Objective
Copy out each line containing "forskellige" from the entries below.
* start Extracted information *
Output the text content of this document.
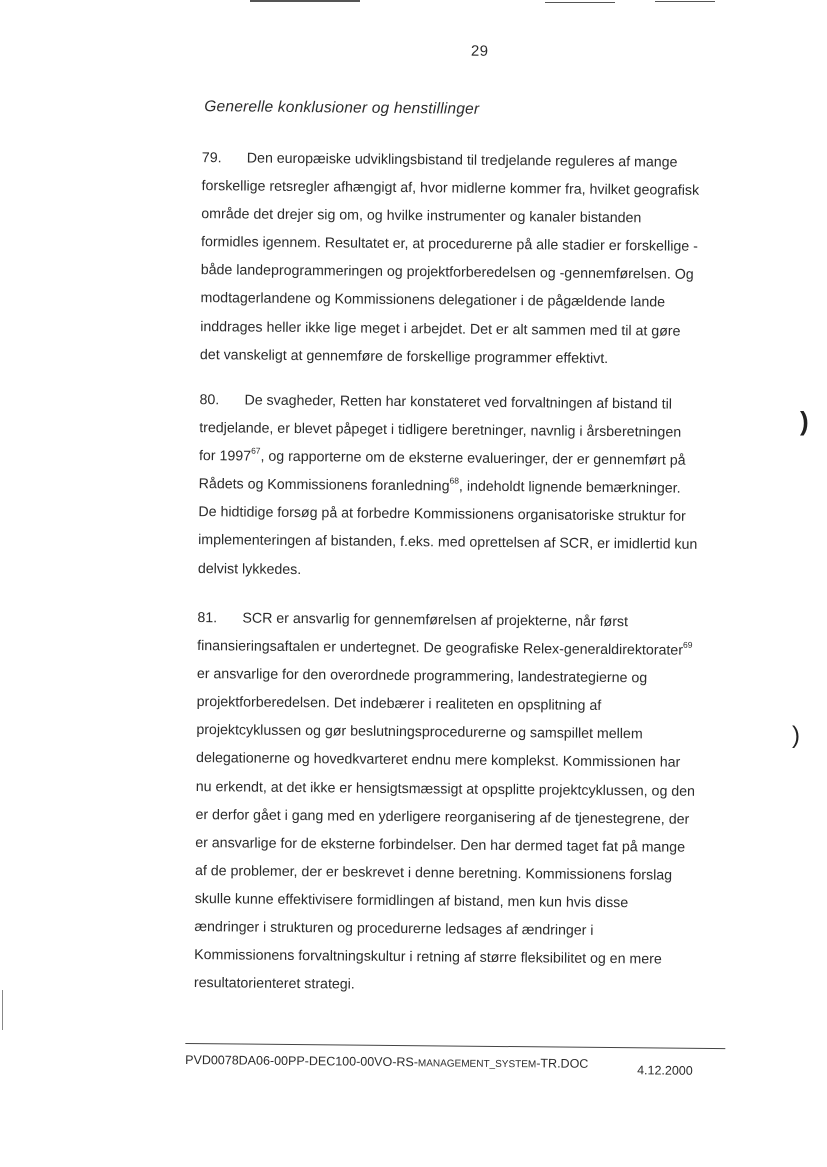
)
)
29
Generelle konklusioner og henstillinger
79. Den europæiske udviklingsbistand til tredjelande reguleres af mange
forskellige retsregler afhængigt af, hvor midlerne kommer fra, hvilket geografisk
område det drejer sig om, og hvilke instrumenter og kanaler bistanden
formidles igennem. Resultatet er, at procedurerne på alle stadier er forskellige -
både landeprogrammeringen og projektforberedelsen og -gennemførelsen. Og
modtagerlandene og Kommissionens delegationer i de pågældende lande
inddrages heller ikke lige meget i arbejdet. Det er alt sammen med til at gøre
det vanskeligt at gennemføre de forskellige programmer effektivt.
80. De svagheder, Retten har konstateret ved forvaltningen af bistand til
tredjelande, er blevet påpeget i tidligere beretninger, navnlig i årsberetningen
for 1997$^{67}$, og rapporterne om de eksterne evalueringer, der er gennemført på
Rådets og Kommissionens foranledning$^{68}$, indeholdt lignende bemærkninger.
De hidtidige forsøg på at forbedre Kommissionens organisatoriske struktur for
implementeringen af bistanden, f.eks. med oprettelsen af SCR, er imidlertid kun
delvist lykkedes.
81. SCR er ansvarlig for gennemførelsen af projekterne, når først
finansieringsaftalen er undertegnet. De geografiske Relex-generaldirektorater$^{69}$
er ansvarlige for den overordnede programmering, landestrategierne og
projektforberedelsen. Det indebærer i realiteten en opsplitning af
projektcyklussen og gør beslutningsprocedurerne og samspillet mellem
delegationerne og hovedkvarteret endnu mere komplekst. Kommissionen har
nu erkendt, at det ikke er hensigtsmæssigt at opsplitte projektcyklussen, og den
er derfor gået i gang med en yderligere reorganisering af de tjenestegrene, der
er ansvarlige for de eksterne forbindelser. Den har dermed taget fat på mange
af de problemer, der er beskrevet i denne beretning. Kommissionens forslag
skulle kunne effektivisere formidlingen af bistand, men kun hvis disse
ændringer i strukturen og procedurerne ledsages af ændringer i
Kommissionens forvaltningskultur i retning af større fleksibilitet og en mere
resultatorienteret strategi.
PVD0078DA06-00PP-DEC100-00VO-RS-MANAGEMENT_SYSTEM-TR.DOC	4.12.2000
* end Extracted information *
Exercise solution
forskellige retsregler afhængigt af, hvor midlerne kommer fra, hvilket geografisk
formidles igennem. Resultatet er, at procedurerne på alle stadier er forskellige -
det vanskeligt at gennemføre de forskellige programmer effektivt.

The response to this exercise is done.